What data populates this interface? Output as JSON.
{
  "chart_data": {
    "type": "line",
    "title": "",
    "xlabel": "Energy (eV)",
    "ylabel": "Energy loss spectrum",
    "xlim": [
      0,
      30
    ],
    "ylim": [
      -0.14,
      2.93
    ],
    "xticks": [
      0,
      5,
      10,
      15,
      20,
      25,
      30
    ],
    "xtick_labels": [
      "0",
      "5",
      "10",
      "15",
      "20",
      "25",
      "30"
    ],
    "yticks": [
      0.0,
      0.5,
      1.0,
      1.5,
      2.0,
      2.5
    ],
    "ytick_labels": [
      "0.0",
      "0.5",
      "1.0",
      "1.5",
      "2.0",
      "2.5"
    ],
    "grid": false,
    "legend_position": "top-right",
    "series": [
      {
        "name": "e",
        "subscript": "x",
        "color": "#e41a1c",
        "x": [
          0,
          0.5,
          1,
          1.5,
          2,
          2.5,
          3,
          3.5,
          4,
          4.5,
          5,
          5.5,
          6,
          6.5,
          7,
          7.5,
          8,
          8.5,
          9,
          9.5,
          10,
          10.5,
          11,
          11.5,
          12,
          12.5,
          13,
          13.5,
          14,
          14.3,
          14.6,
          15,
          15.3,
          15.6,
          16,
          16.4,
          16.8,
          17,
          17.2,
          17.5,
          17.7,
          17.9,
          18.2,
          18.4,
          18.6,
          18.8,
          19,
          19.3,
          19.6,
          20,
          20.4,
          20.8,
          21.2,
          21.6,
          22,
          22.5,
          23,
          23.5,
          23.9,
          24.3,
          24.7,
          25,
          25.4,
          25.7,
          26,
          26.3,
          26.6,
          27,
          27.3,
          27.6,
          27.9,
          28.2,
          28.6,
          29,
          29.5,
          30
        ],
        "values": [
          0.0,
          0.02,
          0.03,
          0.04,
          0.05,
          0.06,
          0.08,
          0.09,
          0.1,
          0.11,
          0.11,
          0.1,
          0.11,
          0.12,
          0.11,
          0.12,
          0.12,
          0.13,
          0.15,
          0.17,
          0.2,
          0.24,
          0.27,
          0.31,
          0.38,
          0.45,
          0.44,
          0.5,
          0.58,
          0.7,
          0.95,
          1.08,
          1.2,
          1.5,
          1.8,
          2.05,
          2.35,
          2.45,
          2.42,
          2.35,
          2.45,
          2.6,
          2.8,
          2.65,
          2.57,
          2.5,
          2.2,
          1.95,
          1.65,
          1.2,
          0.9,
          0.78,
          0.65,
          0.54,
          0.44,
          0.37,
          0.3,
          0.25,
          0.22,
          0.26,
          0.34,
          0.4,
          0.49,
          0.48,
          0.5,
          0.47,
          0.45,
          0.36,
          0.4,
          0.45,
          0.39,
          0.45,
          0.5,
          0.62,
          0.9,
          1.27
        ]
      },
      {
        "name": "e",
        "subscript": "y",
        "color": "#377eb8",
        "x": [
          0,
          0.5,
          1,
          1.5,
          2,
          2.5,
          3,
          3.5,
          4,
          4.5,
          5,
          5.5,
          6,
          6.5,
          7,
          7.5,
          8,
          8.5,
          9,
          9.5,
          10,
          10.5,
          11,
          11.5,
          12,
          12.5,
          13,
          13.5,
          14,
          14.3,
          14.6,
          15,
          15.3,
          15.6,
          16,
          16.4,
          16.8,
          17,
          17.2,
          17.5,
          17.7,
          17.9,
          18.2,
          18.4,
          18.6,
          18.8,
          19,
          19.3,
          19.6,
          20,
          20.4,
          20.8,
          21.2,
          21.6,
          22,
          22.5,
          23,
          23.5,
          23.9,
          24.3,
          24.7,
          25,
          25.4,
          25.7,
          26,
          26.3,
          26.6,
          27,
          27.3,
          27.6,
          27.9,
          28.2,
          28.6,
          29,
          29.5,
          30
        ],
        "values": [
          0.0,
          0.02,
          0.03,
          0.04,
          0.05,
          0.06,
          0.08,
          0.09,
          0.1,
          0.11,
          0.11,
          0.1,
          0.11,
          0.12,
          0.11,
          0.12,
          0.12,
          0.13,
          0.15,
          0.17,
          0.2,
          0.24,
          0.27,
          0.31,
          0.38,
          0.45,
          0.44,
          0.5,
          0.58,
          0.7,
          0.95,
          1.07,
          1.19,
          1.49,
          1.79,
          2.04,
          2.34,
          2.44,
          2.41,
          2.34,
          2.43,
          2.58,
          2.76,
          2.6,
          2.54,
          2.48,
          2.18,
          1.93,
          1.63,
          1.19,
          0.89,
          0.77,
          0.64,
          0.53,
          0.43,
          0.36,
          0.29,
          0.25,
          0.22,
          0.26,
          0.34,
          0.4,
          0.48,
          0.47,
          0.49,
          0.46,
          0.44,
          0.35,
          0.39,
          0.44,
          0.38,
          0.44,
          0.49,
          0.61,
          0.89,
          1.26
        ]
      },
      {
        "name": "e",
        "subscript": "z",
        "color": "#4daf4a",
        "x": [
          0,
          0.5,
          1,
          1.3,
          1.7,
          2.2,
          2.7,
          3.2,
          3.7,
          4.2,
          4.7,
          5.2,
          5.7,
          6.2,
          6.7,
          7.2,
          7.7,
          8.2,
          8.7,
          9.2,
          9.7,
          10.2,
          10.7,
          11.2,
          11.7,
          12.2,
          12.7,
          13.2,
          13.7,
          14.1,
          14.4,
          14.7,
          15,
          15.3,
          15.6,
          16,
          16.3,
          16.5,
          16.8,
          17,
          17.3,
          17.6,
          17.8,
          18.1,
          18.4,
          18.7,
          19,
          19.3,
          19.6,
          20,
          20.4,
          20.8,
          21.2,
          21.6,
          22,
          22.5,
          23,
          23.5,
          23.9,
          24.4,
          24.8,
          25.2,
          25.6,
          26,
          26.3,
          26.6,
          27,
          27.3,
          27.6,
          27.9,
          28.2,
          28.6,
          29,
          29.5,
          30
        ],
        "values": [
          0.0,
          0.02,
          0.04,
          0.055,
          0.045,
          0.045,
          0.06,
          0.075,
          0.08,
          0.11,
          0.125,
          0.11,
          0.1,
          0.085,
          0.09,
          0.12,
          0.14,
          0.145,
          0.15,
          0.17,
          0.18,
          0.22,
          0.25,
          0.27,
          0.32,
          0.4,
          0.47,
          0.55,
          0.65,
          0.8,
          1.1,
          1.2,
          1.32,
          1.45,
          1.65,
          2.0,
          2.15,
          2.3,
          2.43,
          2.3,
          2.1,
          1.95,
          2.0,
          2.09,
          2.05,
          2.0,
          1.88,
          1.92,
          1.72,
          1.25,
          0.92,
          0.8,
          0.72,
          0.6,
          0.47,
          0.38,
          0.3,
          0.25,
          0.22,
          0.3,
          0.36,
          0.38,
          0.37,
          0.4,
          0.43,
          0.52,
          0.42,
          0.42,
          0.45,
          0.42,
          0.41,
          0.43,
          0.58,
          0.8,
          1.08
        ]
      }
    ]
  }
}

[WRITTEN REQUEST]
Output all of the data above without any alteration.

[OUTPUT]
What data populates this interface? Output as JSON.
{
  "chart_data": {
    "type": "line",
    "title": "",
    "xlabel": "Energy (eV)",
    "ylabel": "Energy loss spectrum",
    "xlim": [
      0,
      30
    ],
    "ylim": [
      -0.14,
      2.93
    ],
    "xticks": [
      0,
      5,
      10,
      15,
      20,
      25,
      30
    ],
    "xtick_labels": [
      "0",
      "5",
      "10",
      "15",
      "20",
      "25",
      "30"
    ],
    "yticks": [
      0.0,
      0.5,
      1.0,
      1.5,
      2.0,
      2.5
    ],
    "ytick_labels": [
      "0.0",
      "0.5",
      "1.0",
      "1.5",
      "2.0",
      "2.5"
    ],
    "grid": false,
    "legend_position": "top-right",
    "series": [
      {
        "name": "e",
        "subscript": "x",
        "color": "#e41a1c",
        "x": [
          0,
          0.5,
          1,
          1.5,
          2,
          2.5,
          3,
          3.5,
          4,
          4.5,
          5,
          5.5,
          6,
          6.5,
          7,
          7.5,
          8,
          8.5,
          9,
          9.5,
          10,
          10.5,
          11,
          11.5,
          12,
          12.5,
          13,
          13.5,
          14,
          14.3,
          14.6,
          15,
          15.3,
          15.6,
          16,
          16.4,
          16.8,
          17,
          17.2,
          17.5,
          17.7,
          17.9,
          18.2,
          18.4,
          18.6,
          18.8,
          19,
          19.3,
          19.6,
          20,
          20.4,
          20.8,
          21.2,
          21.6,
          22,
          22.5,
          23,
          23.5,
          23.9,
          24.3,
          24.7,
          25,
          25.4,
          25.7,
          26,
          26.3,
          26.6,
          27,
          27.3,
          27.6,
          27.9,
          28.2,
          28.6,
          29,
          29.5,
          30
        ],
        "values": [
          0.0,
          0.02,
          0.03,
          0.04,
          0.05,
          0.06,
          0.08,
          0.09,
          0.1,
          0.11,
          0.11,
          0.1,
          0.11,
          0.12,
          0.11,
          0.12,
          0.12,
          0.13,
          0.15,
          0.17,
          0.2,
          0.24,
          0.27,
          0.31,
          0.38,
          0.45,
          0.44,
          0.5,
          0.58,
          0.7,
          0.95,
          1.08,
          1.2,
          1.5,
          1.8,
          2.05,
          2.35,
          2.45,
          2.42,
          2.35,
          2.45,
          2.6,
          2.8,
          2.65,
          2.57,
          2.5,
          2.2,
          1.95,
          1.65,
          1.2,
          0.9,
          0.78,
          0.65,
          0.54,
          0.44,
          0.37,
          0.3,
          0.25,
          0.22,
          0.26,
          0.34,
          0.4,
          0.49,
          0.48,
          0.5,
          0.47,
          0.45,
          0.36,
          0.4,
          0.45,
          0.39,
          0.45,
          0.5,
          0.62,
          0.9,
          1.27
        ]
      },
      {
        "name": "e",
        "subscript": "y",
        "color": "#377eb8",
        "x": [
          0,
          0.5,
          1,
          1.5,
          2,
          2.5,
          3,
          3.5,
          4,
          4.5,
          5,
          5.5,
          6,
          6.5,
          7,
          7.5,
          8,
          8.5,
          9,
          9.5,
          10,
          10.5,
          11,
          11.5,
          12,
          12.5,
          13,
          13.5,
          14,
          14.3,
          14.6,
          15,
          15.3,
          15.6,
          16,
          16.4,
          16.8,
          17,
          17.2,
          17.5,
          17.7,
          17.9,
          18.2,
          18.4,
          18.6,
          18.8,
          19,
          19.3,
          19.6,
          20,
          20.4,
          20.8,
          21.2,
          21.6,
          22,
          22.5,
          23,
          23.5,
          23.9,
          24.3,
          24.7,
          25,
          25.4,
          25.7,
          26,
          26.3,
          26.6,
          27,
          27.3,
          27.6,
          27.9,
          28.2,
          28.6,
          29,
          29.5,
          30
        ],
        "values": [
          0.0,
          0.02,
          0.03,
          0.04,
          0.05,
          0.06,
          0.08,
          0.09,
          0.1,
          0.11,
          0.11,
          0.1,
          0.11,
          0.12,
          0.11,
          0.12,
          0.12,
          0.13,
          0.15,
          0.17,
          0.2,
          0.24,
          0.27,
          0.31,
          0.38,
          0.45,
          0.44,
          0.5,
          0.58,
          0.7,
          0.95,
          1.07,
          1.19,
          1.49,
          1.79,
          2.04,
          2.34,
          2.44,
          2.41,
          2.34,
          2.43,
          2.58,
          2.76,
          2.6,
          2.54,
          2.48,
          2.18,
          1.93,
          1.63,
          1.19,
          0.89,
          0.77,
          0.64,
          0.53,
          0.43,
          0.36,
          0.29,
          0.25,
          0.22,
          0.26,
          0.34,
          0.4,
          0.48,
          0.47,
          0.49,
          0.46,
          0.44,
          0.35,
          0.39,
          0.44,
          0.38,
          0.44,
          0.49,
          0.61,
          0.89,
          1.26
        ]
      },
      {
        "name": "e",
        "subscript": "z",
        "color": "#4daf4a",
        "x": [
          0,
          0.5,
          1,
          1.3,
          1.7,
          2.2,
          2.7,
          3.2,
          3.7,
          4.2,
          4.7,
          5.2,
          5.7,
          6.2,
          6.7,
          7.2,
          7.7,
          8.2,
          8.7,
          9.2,
          9.7,
          10.2,
          10.7,
          11.2,
          11.7,
          12.2,
          12.7,
          13.2,
          13.7,
          14.1,
          14.4,
          14.7,
          15,
          15.3,
          15.6,
          16,
          16.3,
          16.5,
          16.8,
          17,
          17.3,
          17.6,
          17.8,
          18.1,
          18.4,
          18.7,
          19,
          19.3,
          19.6,
          20,
          20.4,
          20.8,
          21.2,
          21.6,
          22,
          22.5,
          23,
          23.5,
          23.9,
          24.4,
          24.8,
          25.2,
          25.6,
          26,
          26.3,
          26.6,
          27,
          27.3,
          27.6,
          27.9,
          28.2,
          28.6,
          29,
          29.5,
          30
        ],
        "values": [
          0.0,
          0.02,
          0.04,
          0.055,
          0.045,
          0.045,
          0.06,
          0.075,
          0.08,
          0.11,
          0.125,
          0.11,
          0.1,
          0.085,
          0.09,
          0.12,
          0.14,
          0.145,
          0.15,
          0.17,
          0.18,
          0.22,
          0.25,
          0.27,
          0.32,
          0.4,
          0.47,
          0.55,
          0.65,
          0.8,
          1.1,
          1.2,
          1.32,
          1.45,
          1.65,
          2.0,
          2.15,
          2.3,
          2.43,
          2.3,
          2.1,
          1.95,
          2.0,
          2.09,
          2.05,
          2.0,
          1.88,
          1.92,
          1.72,
          1.25,
          0.92,
          0.8,
          0.72,
          0.6,
          0.47,
          0.38,
          0.3,
          0.25,
          0.22,
          0.3,
          0.36,
          0.38,
          0.37,
          0.4,
          0.43,
          0.52,
          0.42,
          0.42,
          0.45,
          0.42,
          0.41,
          0.43,
          0.58,
          0.8,
          1.08
        ]
      }
    ]
  }
}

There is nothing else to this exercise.